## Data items
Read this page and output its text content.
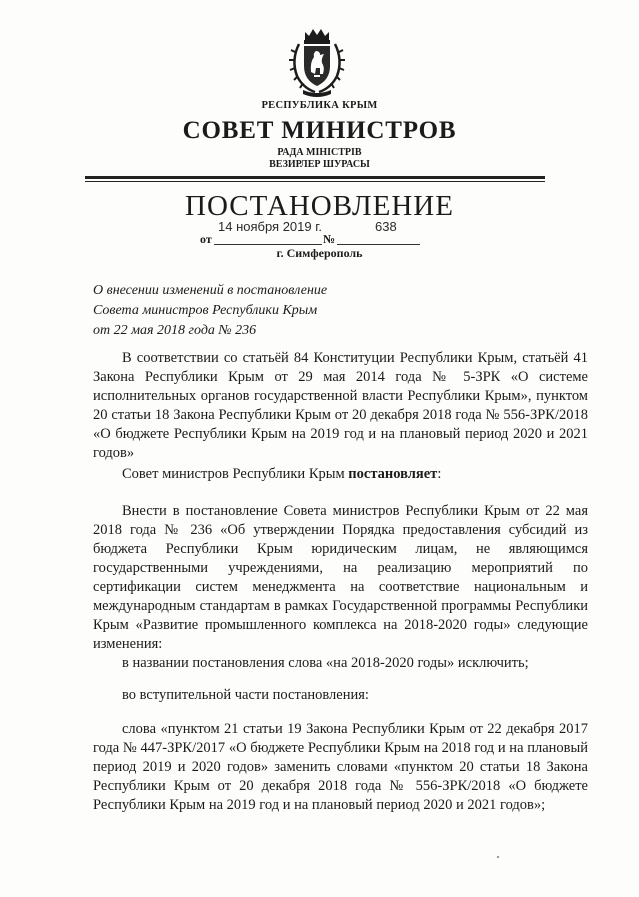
РЕСПУБЛИКА КРЫМ
СОВЕТ МИНИСТРОВ
РАДА МІНІСТРІВ
ВЕЗИРЛЕР ШУРАСЫ
ПОСТАНОВЛЕНИЕ
14 ноября 2019 г.	638
от	№
г. Симферополь
О внесении изменений в постановление
Совета министров Республики Крым
от 22 мая 2018 года № 236
В соответствии со статьёй 84 Конституции Республики Крым, статьёй 41 Закона Республики Крым от 29 мая 2014 года № 5-ЗРК «О системе исполнительных органов государственной власти Республики Крым», пунктом 20 статьи 18 Закона Республики Крым от 20 декабря 2018 года № 556-ЗРК/2018 «О бюджете Республики Крым на 2019 год и на плановый период 2020 и 2021 годов»
Совет министров Республики Крым постановляет:
Внести в постановление Совета министров Республики Крым от 22 мая 2018 года № 236 «Об утверждении Порядка предоставления субсидий из бюджета Республики Крым юридическим лицам, не являющимся государственными учреждениями, на реализацию мероприятий по сертификации систем менеджмента на соответствие национальным и международным стандартам в рамках Государственной программы Республики Крым «Развитие промышленного комплекса на 2018-2020 годы» следующие изменения:
в названии постановления слова «на 2018-2020 годы» исключить;
во вступительной части постановления:
слова «пунктом 21 статьи 19 Закона Республики Крым от 22 декабря 2017 года № 447-ЗРК/2017 «О бюджете Республики Крым на 2018 год и на плановый период 2019 и 2020 годов» заменить словами «пунктом 20 статьи 18 Закона Республики Крым от 20 декабря 2018 года № 556-ЗРК/2018 «О бюджете Республики Крым на 2019 год и на плановый период 2020 и 2021 годов»;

## Aim of the exercise
Select the lines from the entries that include the word "годов".

## The result
В соответствии со статьёй 84 Конституции Республики Крым, статьёй 41 Закона Республики Крым от 29 мая 2014 года № 5-ЗРК «О системе исполнительных органов государственной власти Республики Крым», пунктом 20 статьи 18 Закона Республики Крым от 20 декабря 2018 года № 556-ЗРК/2018 «О бюджете Республики Крым на 2019 год и на плановый период 2020 и 2021 годов»
слова «пунктом 21 статьи 19 Закона Республики Крым от 22 декабря 2017 года № 447-ЗРК/2017 «О бюджете Республики Крым на 2018 год и на плановый период 2019 и 2020 годов» заменить словами «пунктом 20 статьи 18 Закона Республики Крым от 20 декабря 2018 года № 556-ЗРК/2018 «О бюджете Республики Крым на 2019 год и на плановый период 2020 и 2021 годов»;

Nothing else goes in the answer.